----- Input rows -----

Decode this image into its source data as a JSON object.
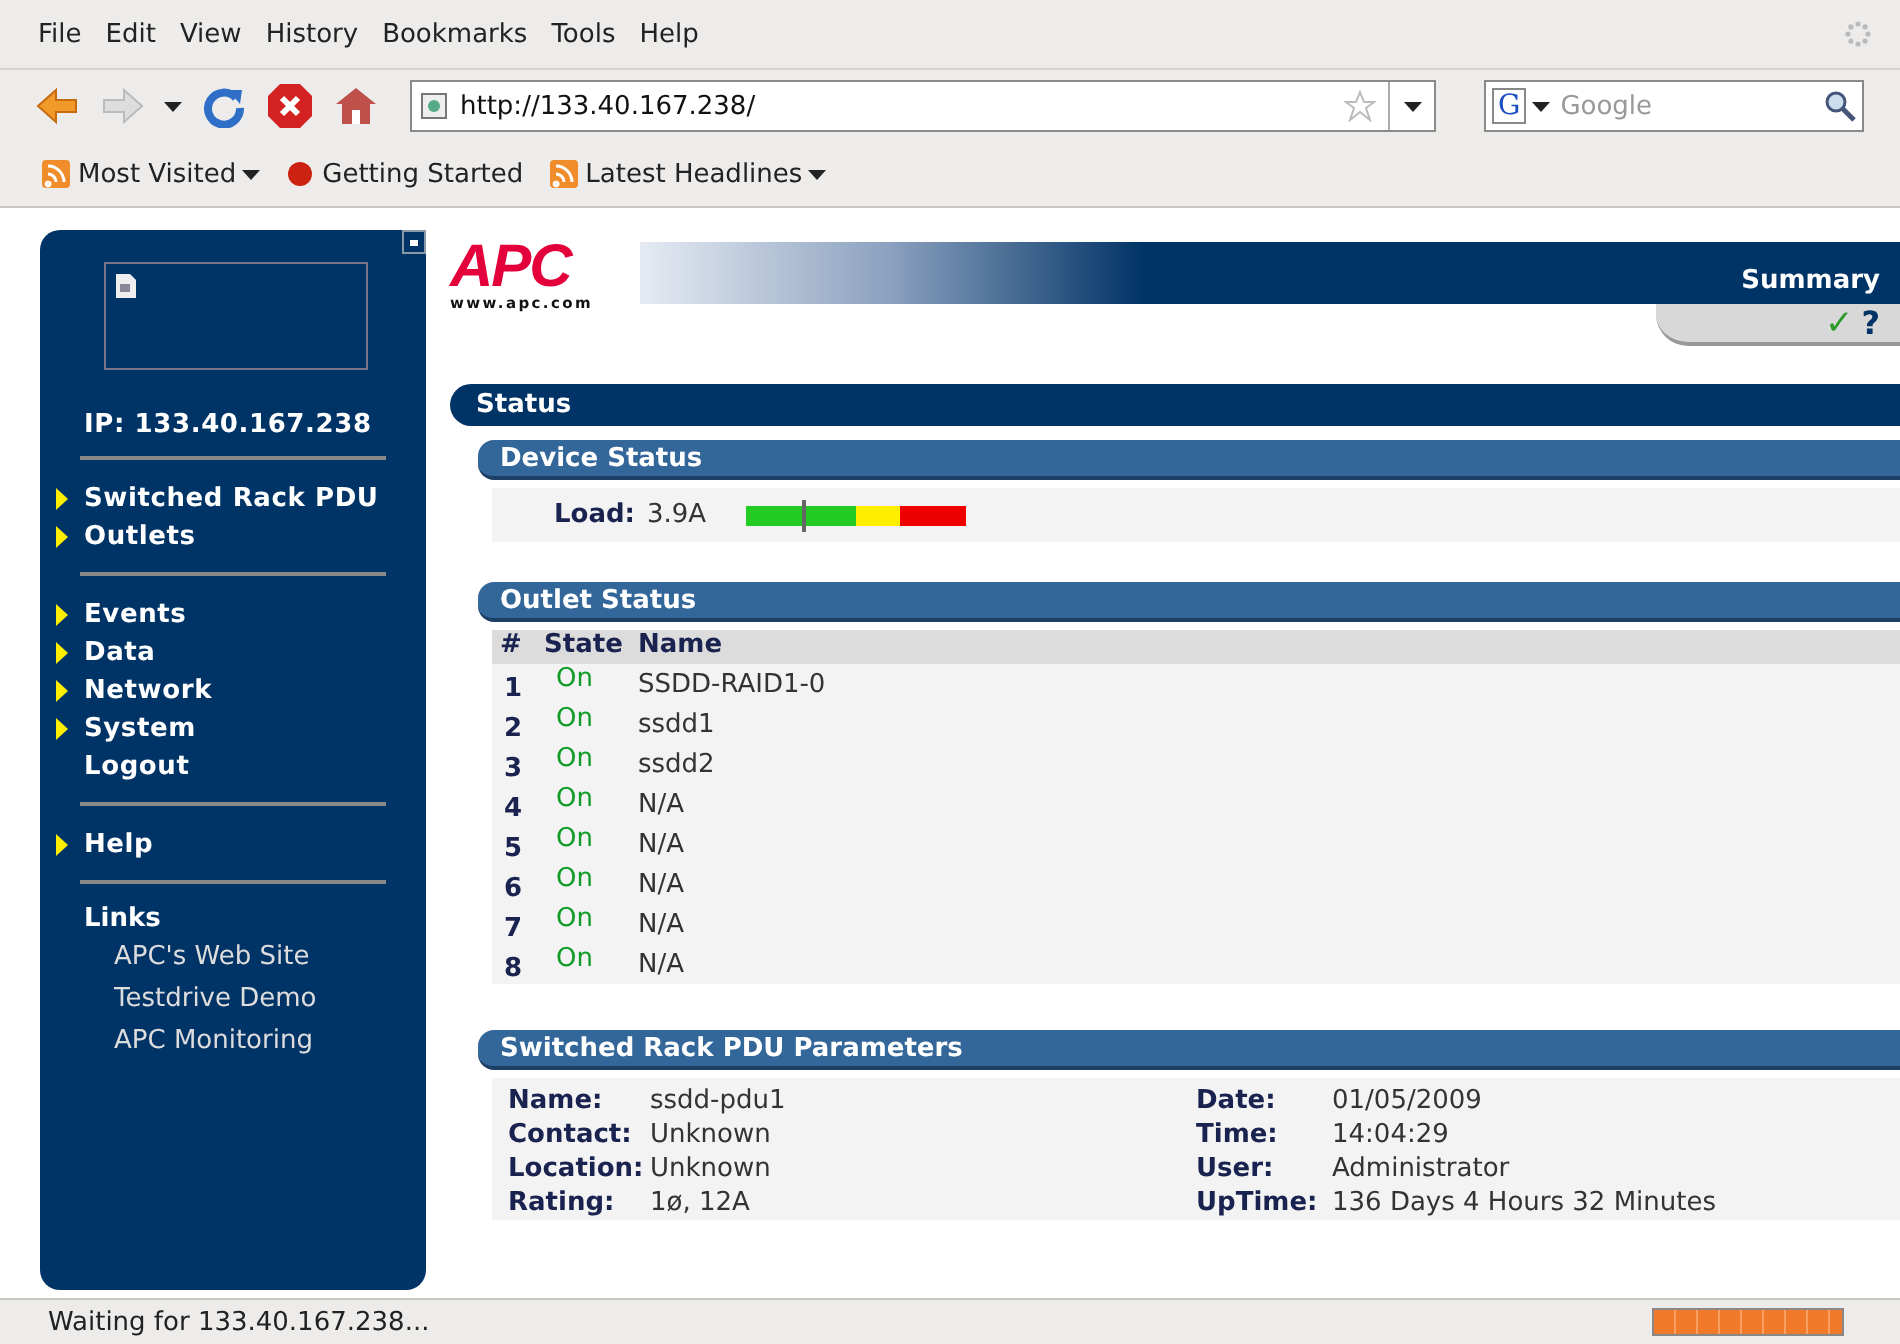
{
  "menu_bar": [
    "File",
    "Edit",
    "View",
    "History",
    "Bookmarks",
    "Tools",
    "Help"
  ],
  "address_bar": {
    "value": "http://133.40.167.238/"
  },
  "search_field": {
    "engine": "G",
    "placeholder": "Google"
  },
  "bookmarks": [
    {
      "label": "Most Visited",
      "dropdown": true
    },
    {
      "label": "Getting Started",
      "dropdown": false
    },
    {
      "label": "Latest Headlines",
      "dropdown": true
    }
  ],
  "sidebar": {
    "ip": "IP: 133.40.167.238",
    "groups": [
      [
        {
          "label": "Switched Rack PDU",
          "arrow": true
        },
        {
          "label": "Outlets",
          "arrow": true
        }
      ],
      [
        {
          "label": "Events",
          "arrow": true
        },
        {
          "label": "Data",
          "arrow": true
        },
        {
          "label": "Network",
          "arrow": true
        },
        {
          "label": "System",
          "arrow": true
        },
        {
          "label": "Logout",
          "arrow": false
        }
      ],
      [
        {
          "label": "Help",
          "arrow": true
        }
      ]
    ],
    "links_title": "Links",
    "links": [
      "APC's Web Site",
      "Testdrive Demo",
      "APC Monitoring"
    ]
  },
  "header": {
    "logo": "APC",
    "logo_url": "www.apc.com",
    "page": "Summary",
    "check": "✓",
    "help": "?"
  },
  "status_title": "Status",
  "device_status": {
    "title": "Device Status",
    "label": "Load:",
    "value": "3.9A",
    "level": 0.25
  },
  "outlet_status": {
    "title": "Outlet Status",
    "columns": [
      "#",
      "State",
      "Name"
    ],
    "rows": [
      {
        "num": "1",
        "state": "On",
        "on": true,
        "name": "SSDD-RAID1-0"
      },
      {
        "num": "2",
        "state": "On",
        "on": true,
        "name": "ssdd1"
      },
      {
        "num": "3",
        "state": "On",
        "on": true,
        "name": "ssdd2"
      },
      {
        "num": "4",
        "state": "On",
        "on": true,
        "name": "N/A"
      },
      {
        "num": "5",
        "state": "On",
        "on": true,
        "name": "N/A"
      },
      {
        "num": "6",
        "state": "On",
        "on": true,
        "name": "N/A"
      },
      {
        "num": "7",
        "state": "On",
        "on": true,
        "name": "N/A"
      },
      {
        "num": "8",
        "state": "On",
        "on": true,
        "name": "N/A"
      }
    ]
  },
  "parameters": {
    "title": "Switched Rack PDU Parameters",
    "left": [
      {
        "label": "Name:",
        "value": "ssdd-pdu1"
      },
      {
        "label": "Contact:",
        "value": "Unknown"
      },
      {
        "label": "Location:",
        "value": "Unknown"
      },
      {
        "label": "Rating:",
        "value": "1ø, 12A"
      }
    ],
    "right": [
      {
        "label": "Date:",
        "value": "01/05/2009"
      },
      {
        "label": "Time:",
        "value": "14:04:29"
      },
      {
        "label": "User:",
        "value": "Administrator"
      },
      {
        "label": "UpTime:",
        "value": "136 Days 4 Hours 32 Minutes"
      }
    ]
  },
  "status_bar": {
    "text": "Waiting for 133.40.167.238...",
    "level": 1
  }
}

-----

[Short task]
Each record must be quoted in full and exactly. Do not include the pictures.

[Complete answer]
Decode this image into its source data as a JSON object.
{
  "menu_bar": [
    "File",
    "Edit",
    "View",
    "History",
    "Bookmarks",
    "Tools",
    "Help"
  ],
  "address_bar": {
    "value": "http://133.40.167.238/"
  },
  "search_field": {
    "engine": "G",
    "placeholder": "Google"
  },
  "bookmarks": [
    {
      "label": "Most Visited",
      "dropdown": true
    },
    {
      "label": "Getting Started",
      "dropdown": false
    },
    {
      "label": "Latest Headlines",
      "dropdown": true
    }
  ],
  "sidebar": {
    "ip": "IP: 133.40.167.238",
    "groups": [
      [
        {
          "label": "Switched Rack PDU",
          "arrow": true
        },
        {
          "label": "Outlets",
          "arrow": true
        }
      ],
      [
        {
          "label": "Events",
          "arrow": true
        },
        {
          "label": "Data",
          "arrow": true
        },
        {
          "label": "Network",
          "arrow": true
        },
        {
          "label": "System",
          "arrow": true
        },
        {
          "label": "Logout",
          "arrow": false
        }
      ],
      [
        {
          "label": "Help",
          "arrow": true
        }
      ]
    ],
    "links_title": "Links",
    "links": [
      "APC's Web Site",
      "Testdrive Demo",
      "APC Monitoring"
    ]
  },
  "header": {
    "logo": "APC",
    "logo_url": "www.apc.com",
    "page": "Summary",
    "check": "✓",
    "help": "?"
  },
  "status_title": "Status",
  "device_status": {
    "title": "Device Status",
    "label": "Load:",
    "value": "3.9A",
    "level": 0.25
  },
  "outlet_status": {
    "title": "Outlet Status",
    "columns": [
      "#",
      "State",
      "Name"
    ],
    "rows": [
      {
        "num": "1",
        "state": "On",
        "on": true,
        "name": "SSDD-RAID1-0"
      },
      {
        "num": "2",
        "state": "On",
        "on": true,
        "name": "ssdd1"
      },
      {
        "num": "3",
        "state": "On",
        "on": true,
        "name": "ssdd2"
      },
      {
        "num": "4",
        "state": "On",
        "on": true,
        "name": "N/A"
      },
      {
        "num": "5",
        "state": "On",
        "on": true,
        "name": "N/A"
      },
      {
        "num": "6",
        "state": "On",
        "on": true,
        "name": "N/A"
      },
      {
        "num": "7",
        "state": "On",
        "on": true,
        "name": "N/A"
      },
      {
        "num": "8",
        "state": "On",
        "on": true,
        "name": "N/A"
      }
    ]
  },
  "parameters": {
    "title": "Switched Rack PDU Parameters",
    "left": [
      {
        "label": "Name:",
        "value": "ssdd-pdu1"
      },
      {
        "label": "Contact:",
        "value": "Unknown"
      },
      {
        "label": "Location:",
        "value": "Unknown"
      },
      {
        "label": "Rating:",
        "value": "1ø, 12A"
      }
    ],
    "right": [
      {
        "label": "Date:",
        "value": "01/05/2009"
      },
      {
        "label": "Time:",
        "value": "14:04:29"
      },
      {
        "label": "User:",
        "value": "Administrator"
      },
      {
        "label": "UpTime:",
        "value": "136 Days 4 Hours 32 Minutes"
      }
    ]
  },
  "status_bar": {
    "text": "Waiting for 133.40.167.238...",
    "level": 1
  }
}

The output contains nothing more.